*** Records for this task
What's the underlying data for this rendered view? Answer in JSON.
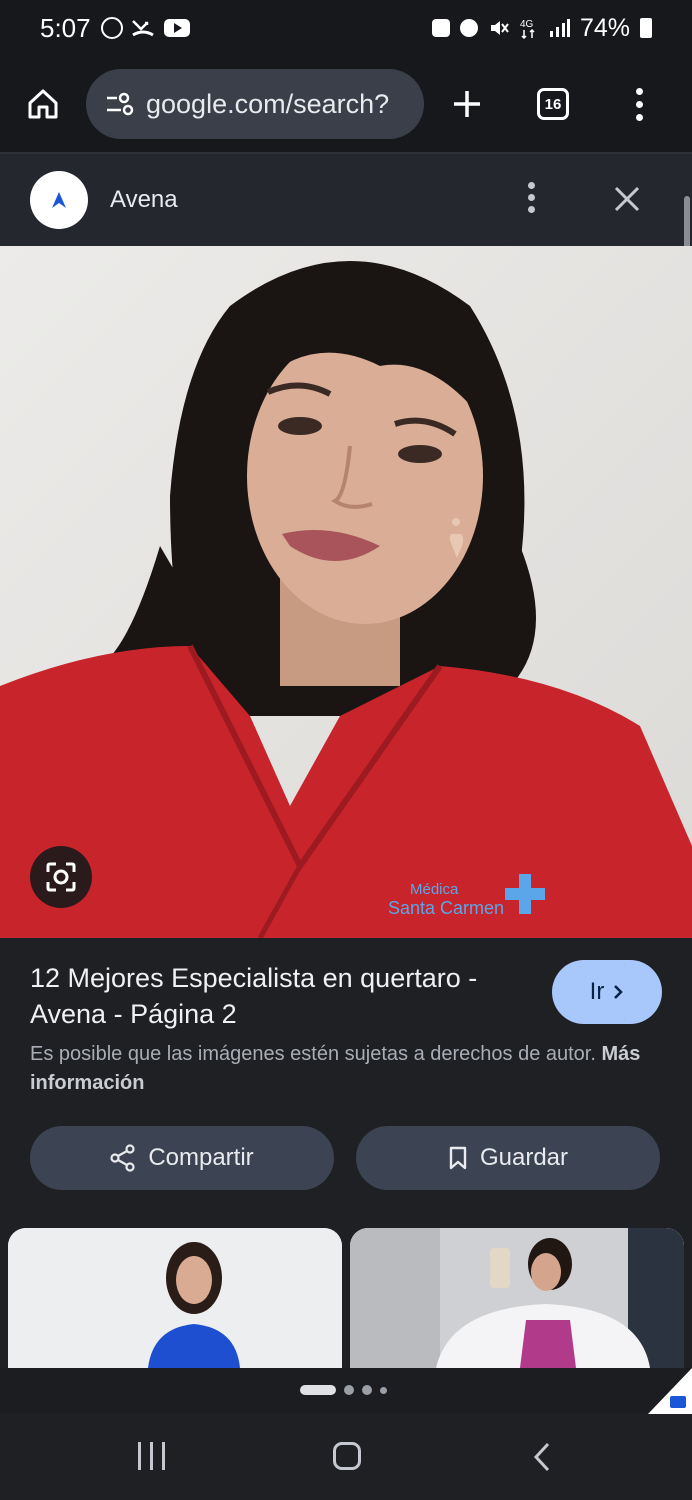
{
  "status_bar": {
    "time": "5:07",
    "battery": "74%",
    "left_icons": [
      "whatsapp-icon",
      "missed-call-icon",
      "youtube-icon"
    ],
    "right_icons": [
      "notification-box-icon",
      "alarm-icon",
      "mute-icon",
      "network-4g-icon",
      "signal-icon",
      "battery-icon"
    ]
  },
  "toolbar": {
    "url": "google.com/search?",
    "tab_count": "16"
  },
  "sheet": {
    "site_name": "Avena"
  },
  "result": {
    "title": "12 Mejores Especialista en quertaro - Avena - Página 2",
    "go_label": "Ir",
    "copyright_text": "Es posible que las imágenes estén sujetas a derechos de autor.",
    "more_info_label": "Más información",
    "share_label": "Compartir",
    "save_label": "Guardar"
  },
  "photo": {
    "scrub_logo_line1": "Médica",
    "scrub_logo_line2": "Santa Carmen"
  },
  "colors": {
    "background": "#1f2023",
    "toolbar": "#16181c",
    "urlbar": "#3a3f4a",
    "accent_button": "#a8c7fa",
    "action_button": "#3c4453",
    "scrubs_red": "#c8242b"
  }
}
******
Exercise requirements: Copy out the lines of the records above in which the string "Avena" appears.

Answer area:
    "site_name": "Avena"
    "title": "12 Mejores Especialista en quertaro - Avena - Página 2",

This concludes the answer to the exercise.